§ TASK
Copy out every line containing the word "subject".

### EXERCISE MATERIAL

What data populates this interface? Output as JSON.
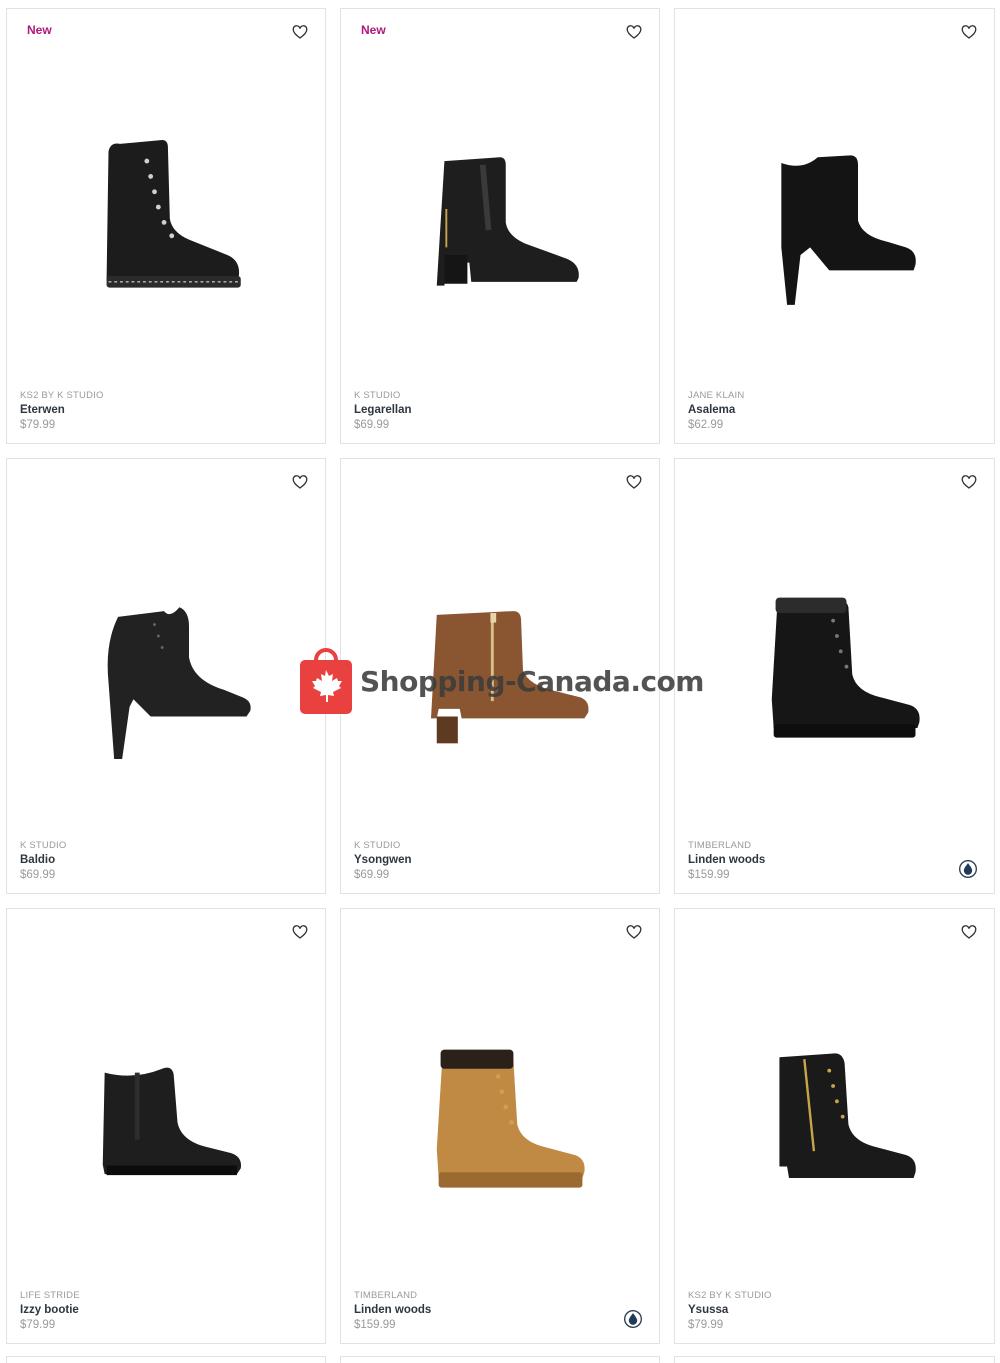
{
  "products": [
    {
      "badge": "New",
      "brand": "KS2 BY K STUDIO",
      "name": "Eterwen",
      "price": "$79.99",
      "waterproof": false,
      "image": "black-lace-up-combat-boot"
    },
    {
      "badge": "New",
      "brand": "K STUDIO",
      "name": "Legarellan",
      "price": "$69.99",
      "waterproof": false,
      "image": "black-chelsea-ankle-boot"
    },
    {
      "badge": "",
      "brand": "JANE KLAIN",
      "name": "Asalema",
      "price": "$62.99",
      "waterproof": false,
      "image": "black-suede-heeled-bootie"
    },
    {
      "badge": "",
      "brand": "K STUDIO",
      "name": "Baldio",
      "price": "$69.99",
      "waterproof": false,
      "image": "black-stiletto-bootie"
    },
    {
      "badge": "",
      "brand": "K STUDIO",
      "name": "Ysongwen",
      "price": "$69.99",
      "waterproof": false,
      "image": "cognac-zip-ankle-boot"
    },
    {
      "badge": "",
      "brand": "TIMBERLAND",
      "name": "Linden woods",
      "price": "$159.99",
      "waterproof": true,
      "image": "black-lace-up-work-boot"
    },
    {
      "badge": "",
      "brand": "LIFE STRIDE",
      "name": "Izzy bootie",
      "price": "$79.99",
      "waterproof": false,
      "image": "black-wedge-bootie"
    },
    {
      "badge": "",
      "brand": "TIMBERLAND",
      "name": "Linden woods",
      "price": "$159.99",
      "waterproof": true,
      "image": "wheat-lace-up-work-boot"
    },
    {
      "badge": "",
      "brand": "KS2 BY K STUDIO",
      "name": "Ysussa",
      "price": "$79.99",
      "waterproof": false,
      "image": "black-zip-lace-up-boot"
    }
  ],
  "watermark": {
    "text": "Shopping-Canada.com"
  },
  "colors": {
    "accent_badge": "#b0187a",
    "watermark_red": "#e8413f",
    "leather_black": "#1c1c1c",
    "cognac": "#8a5632",
    "wheat": "#c08a45"
  }
}
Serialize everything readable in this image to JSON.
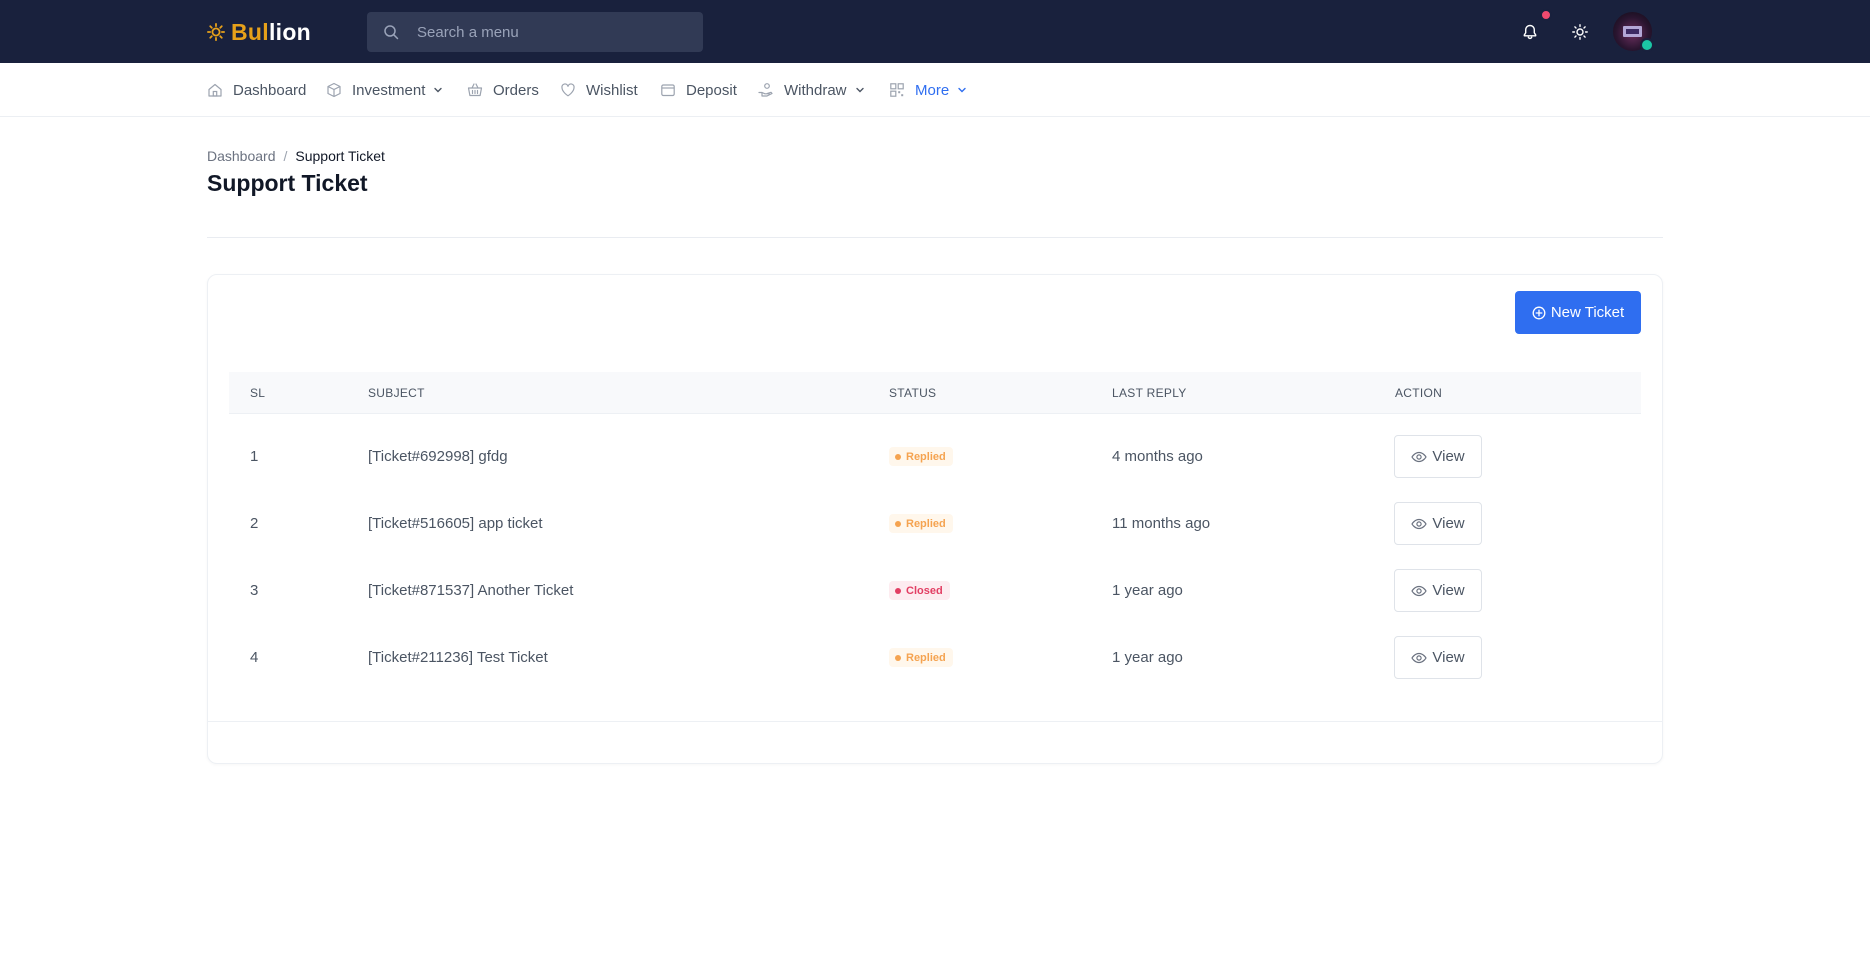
{
  "brand": {
    "name_part1": "Bul",
    "name_part2": "lion",
    "accent": "#e7a11a",
    "icon": "sun-logo-icon"
  },
  "search": {
    "placeholder": "Search a menu",
    "value": ""
  },
  "header_icons": [
    "bell-icon",
    "sun-icon",
    "avatar"
  ],
  "nav": {
    "items": [
      {
        "label": "Dashboard",
        "icon": "home-icon"
      },
      {
        "label": "Investment",
        "icon": "cube-icon",
        "dropdown": true
      },
      {
        "label": "Orders",
        "icon": "basket-icon"
      },
      {
        "label": "Wishlist",
        "icon": "heart-icon"
      },
      {
        "label": "Deposit",
        "icon": "wallet-icon"
      },
      {
        "label": "Withdraw",
        "icon": "hand-coin-icon",
        "dropdown": true
      },
      {
        "label": "More",
        "icon": "grid-icon",
        "dropdown": true,
        "active": true
      }
    ]
  },
  "breadcrumb": {
    "parent": "Dashboard",
    "separator": "/",
    "current": "Support Ticket"
  },
  "page": {
    "title": "Support Ticket"
  },
  "actions": {
    "new_ticket": "New Ticket"
  },
  "table": {
    "headers": {
      "sl": "SL",
      "subject": "SUBJECT",
      "status": "STATUS",
      "last_reply": "LAST REPLY",
      "action": "ACTION"
    },
    "rows": [
      {
        "sl": "1",
        "subject": "[Ticket#692998] gfdg",
        "status": "Replied",
        "last_reply": "4 months ago",
        "action": "View"
      },
      {
        "sl": "2",
        "subject": "[Ticket#516605] app ticket",
        "status": "Replied",
        "last_reply": "11 months ago",
        "action": "View"
      },
      {
        "sl": "3",
        "subject": "[Ticket#871537] Another Ticket",
        "status": "Closed",
        "last_reply": "1 year ago",
        "action": "View"
      },
      {
        "sl": "4",
        "subject": "[Ticket#211236] Test Ticket",
        "status": "Replied",
        "last_reply": "1 year ago",
        "action": "View"
      }
    ]
  },
  "colors": {
    "topbar": "#19213d",
    "primary": "#2f6ef0",
    "replied": "#f5a350",
    "closed": "#e23e63",
    "notification": "#ef4a6f",
    "online": "#1bc5a5"
  }
}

######

§ SOLUTION TO THIS EXERCISE
      "subject": "SUBJECT",
        "subject": "[Ticket#692998] gfdg",
        "subject": "[Ticket#516605] app ticket",
        "subject": "[Ticket#871537] Another Ticket",
        "subject": "[Ticket#211236] Test Ticket",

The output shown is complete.